Written task – Take each line containing "Remove" and report it exactly as written.

Source data –

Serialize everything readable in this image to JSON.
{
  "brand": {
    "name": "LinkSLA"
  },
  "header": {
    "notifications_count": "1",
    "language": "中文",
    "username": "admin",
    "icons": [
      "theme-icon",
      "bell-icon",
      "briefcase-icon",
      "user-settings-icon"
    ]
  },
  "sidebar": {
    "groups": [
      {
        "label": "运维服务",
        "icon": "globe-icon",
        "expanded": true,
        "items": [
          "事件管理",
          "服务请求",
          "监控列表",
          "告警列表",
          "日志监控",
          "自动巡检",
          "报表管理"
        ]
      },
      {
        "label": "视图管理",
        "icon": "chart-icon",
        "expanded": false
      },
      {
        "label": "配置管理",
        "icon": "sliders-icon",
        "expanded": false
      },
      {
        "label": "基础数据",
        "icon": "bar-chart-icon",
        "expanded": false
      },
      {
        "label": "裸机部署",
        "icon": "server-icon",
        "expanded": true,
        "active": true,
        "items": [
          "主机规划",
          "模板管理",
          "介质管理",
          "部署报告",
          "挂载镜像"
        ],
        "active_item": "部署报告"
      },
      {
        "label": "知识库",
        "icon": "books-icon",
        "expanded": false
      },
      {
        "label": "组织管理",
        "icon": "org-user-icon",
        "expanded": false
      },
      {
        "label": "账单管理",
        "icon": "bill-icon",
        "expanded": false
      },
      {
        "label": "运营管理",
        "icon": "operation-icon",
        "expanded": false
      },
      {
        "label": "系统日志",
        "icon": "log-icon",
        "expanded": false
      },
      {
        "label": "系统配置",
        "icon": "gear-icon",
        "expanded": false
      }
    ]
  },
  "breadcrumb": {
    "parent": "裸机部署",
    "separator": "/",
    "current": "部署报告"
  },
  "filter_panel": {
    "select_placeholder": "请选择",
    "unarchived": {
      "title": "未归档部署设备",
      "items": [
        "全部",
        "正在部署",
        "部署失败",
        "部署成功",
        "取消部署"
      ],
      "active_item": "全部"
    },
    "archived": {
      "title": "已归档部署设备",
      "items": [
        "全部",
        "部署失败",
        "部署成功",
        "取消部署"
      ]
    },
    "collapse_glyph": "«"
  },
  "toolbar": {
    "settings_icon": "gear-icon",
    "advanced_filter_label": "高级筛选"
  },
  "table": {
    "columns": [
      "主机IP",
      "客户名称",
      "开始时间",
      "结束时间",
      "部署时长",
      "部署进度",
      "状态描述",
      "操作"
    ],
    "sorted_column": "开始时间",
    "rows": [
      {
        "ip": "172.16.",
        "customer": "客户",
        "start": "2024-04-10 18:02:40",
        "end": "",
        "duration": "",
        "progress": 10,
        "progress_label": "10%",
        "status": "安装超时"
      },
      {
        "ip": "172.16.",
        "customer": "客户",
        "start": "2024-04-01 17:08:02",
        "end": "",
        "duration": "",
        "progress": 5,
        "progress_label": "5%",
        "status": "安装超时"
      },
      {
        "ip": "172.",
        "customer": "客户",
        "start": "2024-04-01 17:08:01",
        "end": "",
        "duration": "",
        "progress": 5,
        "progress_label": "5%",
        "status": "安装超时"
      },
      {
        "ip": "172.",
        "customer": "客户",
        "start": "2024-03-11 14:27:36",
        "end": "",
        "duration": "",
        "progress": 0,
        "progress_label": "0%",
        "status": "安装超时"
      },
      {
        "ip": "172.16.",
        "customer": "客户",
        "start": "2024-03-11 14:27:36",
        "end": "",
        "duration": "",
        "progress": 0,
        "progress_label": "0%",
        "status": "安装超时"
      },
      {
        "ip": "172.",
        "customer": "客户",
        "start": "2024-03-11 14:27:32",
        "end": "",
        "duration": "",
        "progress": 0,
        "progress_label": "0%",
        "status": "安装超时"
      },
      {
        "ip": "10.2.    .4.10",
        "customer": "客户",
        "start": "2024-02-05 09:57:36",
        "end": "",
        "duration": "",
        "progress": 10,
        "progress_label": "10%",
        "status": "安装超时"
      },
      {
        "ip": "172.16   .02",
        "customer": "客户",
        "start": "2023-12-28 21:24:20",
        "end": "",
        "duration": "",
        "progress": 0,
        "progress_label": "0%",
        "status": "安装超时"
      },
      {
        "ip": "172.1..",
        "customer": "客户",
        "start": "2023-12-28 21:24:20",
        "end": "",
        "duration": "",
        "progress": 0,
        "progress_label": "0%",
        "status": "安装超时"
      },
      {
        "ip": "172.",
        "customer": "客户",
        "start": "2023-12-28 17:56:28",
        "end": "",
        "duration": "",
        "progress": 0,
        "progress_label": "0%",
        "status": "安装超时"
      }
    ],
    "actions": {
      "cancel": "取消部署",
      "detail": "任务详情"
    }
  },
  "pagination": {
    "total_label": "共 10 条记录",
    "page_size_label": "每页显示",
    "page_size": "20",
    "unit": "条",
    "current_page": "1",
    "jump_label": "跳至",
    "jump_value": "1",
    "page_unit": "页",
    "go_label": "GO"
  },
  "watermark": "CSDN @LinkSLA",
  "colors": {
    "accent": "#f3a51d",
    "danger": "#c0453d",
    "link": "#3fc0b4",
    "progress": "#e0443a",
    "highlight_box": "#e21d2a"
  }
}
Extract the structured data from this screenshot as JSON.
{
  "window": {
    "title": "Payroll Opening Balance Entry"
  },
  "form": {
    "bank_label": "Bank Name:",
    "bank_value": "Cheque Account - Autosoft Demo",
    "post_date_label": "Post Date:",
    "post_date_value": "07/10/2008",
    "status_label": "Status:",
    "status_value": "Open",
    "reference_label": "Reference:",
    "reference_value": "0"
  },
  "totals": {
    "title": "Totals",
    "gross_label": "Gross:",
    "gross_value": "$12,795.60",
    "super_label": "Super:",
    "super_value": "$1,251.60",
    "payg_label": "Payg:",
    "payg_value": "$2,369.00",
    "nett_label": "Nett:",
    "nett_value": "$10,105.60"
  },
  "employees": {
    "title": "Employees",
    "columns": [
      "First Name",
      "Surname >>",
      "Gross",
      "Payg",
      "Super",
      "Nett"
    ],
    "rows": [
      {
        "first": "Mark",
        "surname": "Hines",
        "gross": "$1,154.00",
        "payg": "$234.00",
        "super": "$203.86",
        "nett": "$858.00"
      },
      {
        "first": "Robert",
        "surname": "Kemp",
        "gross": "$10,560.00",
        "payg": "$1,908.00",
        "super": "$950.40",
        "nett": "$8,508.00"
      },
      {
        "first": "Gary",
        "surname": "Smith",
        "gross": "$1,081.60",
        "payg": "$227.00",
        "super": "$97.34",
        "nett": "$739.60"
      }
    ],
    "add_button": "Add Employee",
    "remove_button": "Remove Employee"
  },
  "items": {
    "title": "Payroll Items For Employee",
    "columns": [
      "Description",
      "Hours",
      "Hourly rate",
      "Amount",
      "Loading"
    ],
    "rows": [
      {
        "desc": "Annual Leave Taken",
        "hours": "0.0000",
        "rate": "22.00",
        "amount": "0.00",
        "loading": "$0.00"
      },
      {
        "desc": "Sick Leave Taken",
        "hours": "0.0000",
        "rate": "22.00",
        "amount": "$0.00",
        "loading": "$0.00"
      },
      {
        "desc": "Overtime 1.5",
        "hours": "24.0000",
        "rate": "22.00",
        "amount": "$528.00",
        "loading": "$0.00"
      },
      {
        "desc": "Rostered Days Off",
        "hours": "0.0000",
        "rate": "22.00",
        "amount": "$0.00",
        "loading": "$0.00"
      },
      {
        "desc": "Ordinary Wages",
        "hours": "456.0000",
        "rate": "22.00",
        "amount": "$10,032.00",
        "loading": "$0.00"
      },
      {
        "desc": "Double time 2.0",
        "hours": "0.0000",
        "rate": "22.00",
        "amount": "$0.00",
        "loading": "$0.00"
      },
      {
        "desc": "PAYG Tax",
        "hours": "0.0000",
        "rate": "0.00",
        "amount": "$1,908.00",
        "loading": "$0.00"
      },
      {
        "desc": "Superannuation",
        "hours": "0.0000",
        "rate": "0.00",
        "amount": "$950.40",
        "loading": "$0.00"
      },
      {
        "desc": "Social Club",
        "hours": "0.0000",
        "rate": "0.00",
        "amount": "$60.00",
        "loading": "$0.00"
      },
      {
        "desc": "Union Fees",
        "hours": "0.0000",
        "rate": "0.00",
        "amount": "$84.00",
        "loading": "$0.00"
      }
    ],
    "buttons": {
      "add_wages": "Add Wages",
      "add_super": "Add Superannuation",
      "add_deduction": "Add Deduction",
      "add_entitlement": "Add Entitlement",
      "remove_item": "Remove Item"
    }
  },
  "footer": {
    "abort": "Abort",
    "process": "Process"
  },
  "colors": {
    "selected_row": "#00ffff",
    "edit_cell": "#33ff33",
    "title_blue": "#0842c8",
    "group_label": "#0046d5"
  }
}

In response –
    "remove_button": "Remove Employee"
      "remove_item": "Remove Item"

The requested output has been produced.